Saved entries
※ ※ ※
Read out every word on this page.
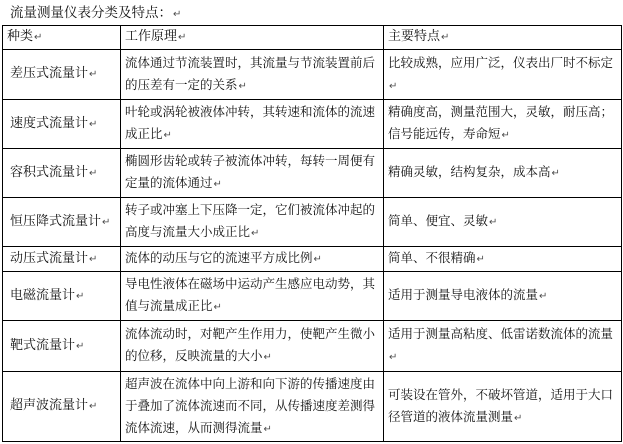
流量测量仪表分类及特点：↵
种类↵	工作原理↵	主要特点↵
差压式流量计↵	流体通过节流装置时，其流量与节流装置前后的压差有一定的关系↵	比较成熟，应用广泛，仪表出厂时不标定↵
速度式流量计↵	叶轮或涡轮被液体冲转，其转速和流体的流速成正比↵	精确度高，测量范围大，灵敏，耐压高；信号能远传，寿命短↵
容积式流量计↵	椭圆形齿轮或转子被流体冲转，每转一周便有定量的流体通过↵	精确灵敏，结构复杂，成本高↵
恒压降式流量计↵	转子或冲塞上下压降一定，它们被流体冲起的高度与流量大小成正比↵	简单、便宜、灵敏↵
动压式流量计↵	流体的动压与它的流速平方成比例↵	简单、不很精确↵
电磁流量计↵	导电性液体在磁场中运动产生感应电动势，其值与流量成正比↵	适用于测量导电液体的流量↵
靶式流量计↵	流体流动时，对靶产生作用力，使靶产生微小的位移，反映流量的大小↵	适用于测量高粘度、低雷诺数流体的流量↵
超声波流量计↵	超声波在流体中向上游和向下游的传播速度由于叠加了流体流速而不同，从传播速度差测得流体流速，从而测得流量↵	可装设在管外，不破坏管道，适用于大口径管道的液体流量测量↵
※ ※ ※
Write out the records above exactly as they stand, leaving out every picture.

Read out every word on this page.
流量测量仪表分类及特点：↵
种类↵	工作原理↵	主要特点↵
差压式流量计↵	流体通过节流装置时，其流量与节流装置前后的压差有一定的关系↵	比较成熟，应用广泛，仪表出厂时不标定↵
速度式流量计↵	叶轮或涡轮被液体冲转，其转速和流体的流速成正比↵	精确度高，测量范围大，灵敏，耐压高；信号能远传，寿命短↵
容积式流量计↵	椭圆形齿轮或转子被流体冲转，每转一周便有定量的流体通过↵	精确灵敏，结构复杂，成本高↵
恒压降式流量计↵	转子或冲塞上下压降一定，它们被流体冲起的高度与流量大小成正比↵	简单、便宜、灵敏↵
动压式流量计↵	流体的动压与它的流速平方成比例↵	简单、不很精确↵
电磁流量计↵	导电性液体在磁场中运动产生感应电动势，其值与流量成正比↵	适用于测量导电液体的流量↵
靶式流量计↵	流体流动时，对靶产生作用力，使靶产生微小的位移，反映流量的大小↵	适用于测量高粘度、低雷诺数流体的流量↵
超声波流量计↵	超声波在流体中向上游和向下游的传播速度由于叠加了流体流速而不同，从传播速度差测得流体流速，从而测得流量↵	可装设在管外，不破坏管道，适用于大口径管道的液体流量测量↵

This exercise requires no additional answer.